»»
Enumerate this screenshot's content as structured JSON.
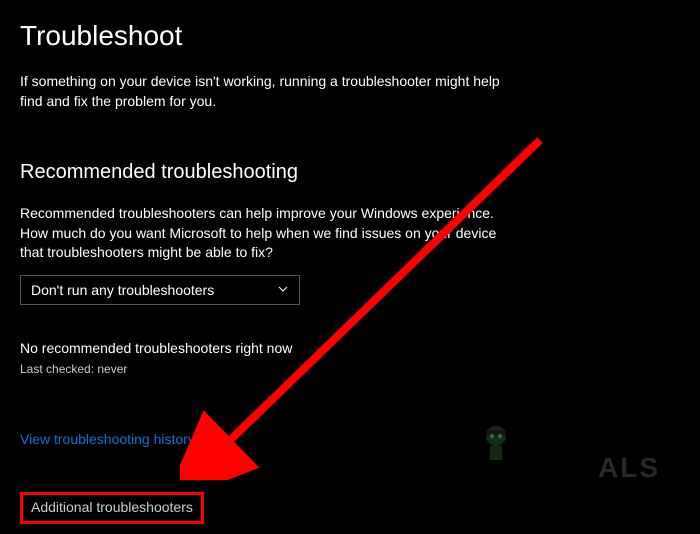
{
  "page": {
    "title": "Troubleshoot",
    "description": "If something on your device isn't working, running a troubleshooter might help find and fix the problem for you."
  },
  "recommended": {
    "title": "Recommended troubleshooting",
    "description": "Recommended troubleshooters can help improve your Windows experience. How much do you want Microsoft to help when we find issues on your device that troubleshooters might be able to fix?",
    "selected_option": "Don't run any troubleshooters",
    "status": "No recommended troubleshooters right now",
    "last_checked": "Last checked: never"
  },
  "links": {
    "history": "View troubleshooting history",
    "additional": "Additional troubleshooters"
  },
  "watermark": {
    "text": "ALS"
  }
}
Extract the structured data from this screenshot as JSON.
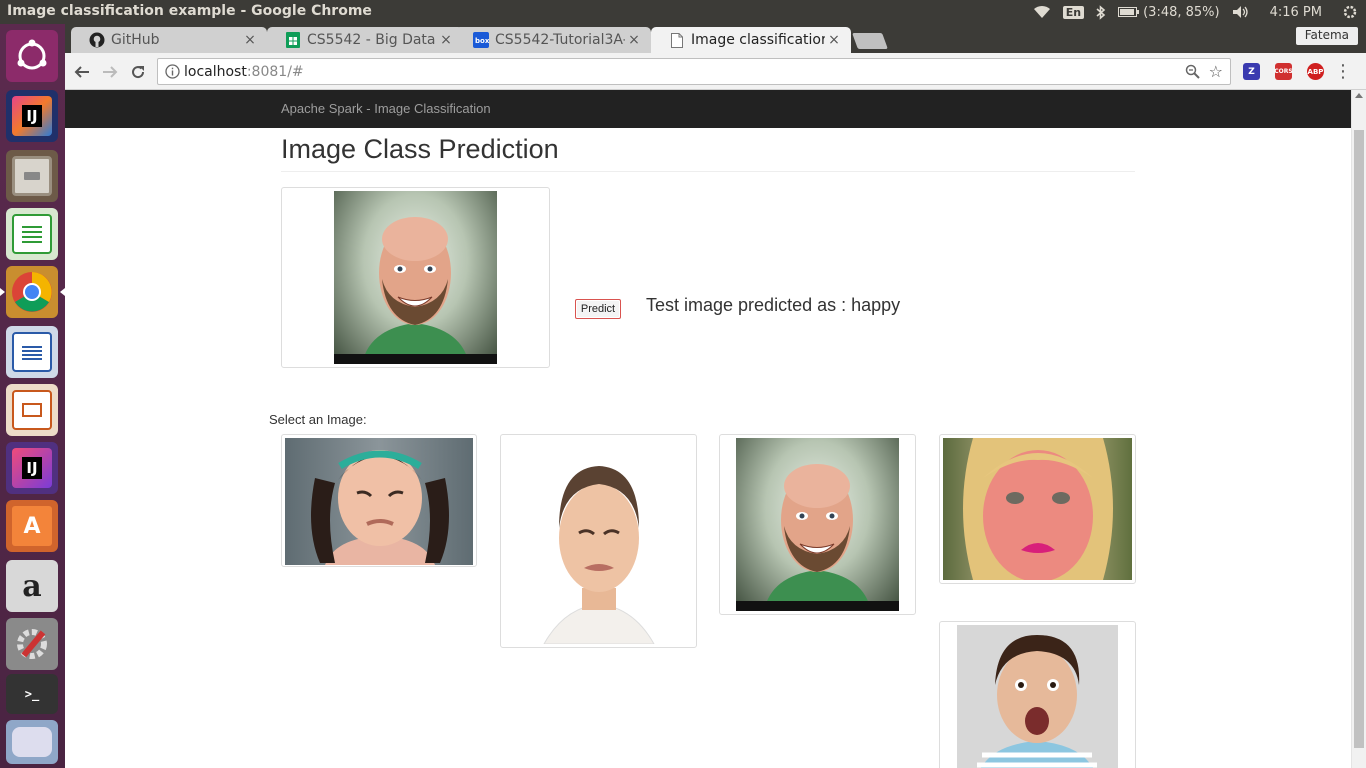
{
  "window": {
    "title": "Image classification example - Google Chrome"
  },
  "system_tray": {
    "keyboard_layout": "En",
    "battery": "(3:48, 85%)",
    "clock": "4:16 PM"
  },
  "browser": {
    "tabs": [
      {
        "title": "GitHub",
        "favicon": "github-icon",
        "close": "×"
      },
      {
        "title": "CS5542 - Big Data A",
        "favicon": "sheets-icon",
        "close": "×"
      },
      {
        "title": "CS5542-Tutorial3A-",
        "favicon": "box-icon",
        "close": "×"
      },
      {
        "title": "Image classificatior",
        "favicon": "page-icon",
        "close": "×",
        "active": true
      }
    ],
    "profile_name": "Fatema",
    "url_host": "localhost",
    "url_rest": ":8081/#",
    "extensions": [
      {
        "name": "zotero",
        "label": "Z",
        "color": "#3a3ab0"
      },
      {
        "name": "cors",
        "label": "CORS",
        "color": "#d03030"
      },
      {
        "name": "adblock",
        "label": "ABP",
        "color": "#d02020"
      }
    ]
  },
  "page": {
    "brand": "Apache Spark - Image Classification",
    "heading": "Image Class Prediction",
    "predict_button": "Predict",
    "prediction_text": "Test image predicted as : happy",
    "select_label": "Select an Image:"
  }
}
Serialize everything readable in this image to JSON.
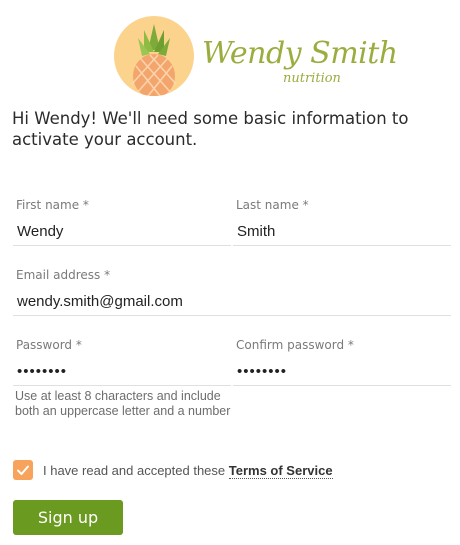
{
  "brand": {
    "name": "Wendy Smith",
    "tagline": "nutrition",
    "logo_icon": "pineapple-icon",
    "colors": {
      "circle": "#fcd38c",
      "text": "#9aad3f"
    }
  },
  "intro_text": "Hi Wendy! We'll need some basic information to activate your account.",
  "form": {
    "first_name": {
      "label": "First name *",
      "value": "Wendy"
    },
    "last_name": {
      "label": "Last name *",
      "value": "Smith"
    },
    "email": {
      "label": "Email address *",
      "value": "wendy.smith@gmail.com"
    },
    "password": {
      "label": "Password *",
      "value": "••••••••"
    },
    "confirm_password": {
      "label": "Confirm password *",
      "value": "••••••••"
    },
    "password_hint": "Use at least 8 characters and include both an uppercase letter and a number",
    "terms": {
      "checked": true,
      "text": "I have read and accepted these ",
      "link_label": "Terms of Service",
      "check_color": "#f7a35c"
    },
    "submit_label": "Sign up",
    "submit_color": "#6a9a1f"
  }
}
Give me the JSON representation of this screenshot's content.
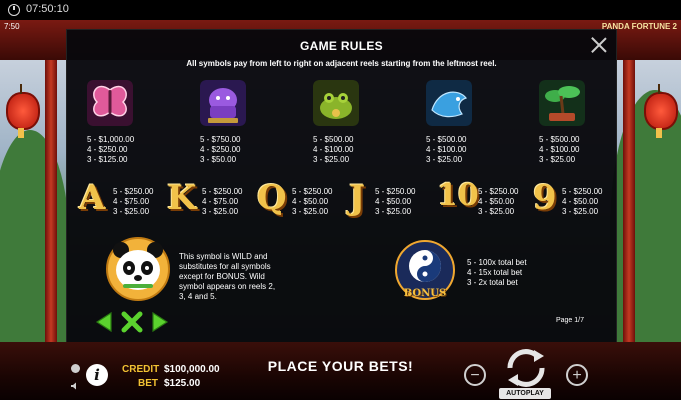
««
Identify all lines where the word "find" shows up. Copy them.

#### Correct result:
    "description": "If something on your device isn't working, running a troubleshooter might help find and fix the problem for you."
    "description": "Recommended troubleshooters can help improve your Windows experience. How much do you want Microsoft to help when we find issues on your device that troubleshooters might be able to fix?",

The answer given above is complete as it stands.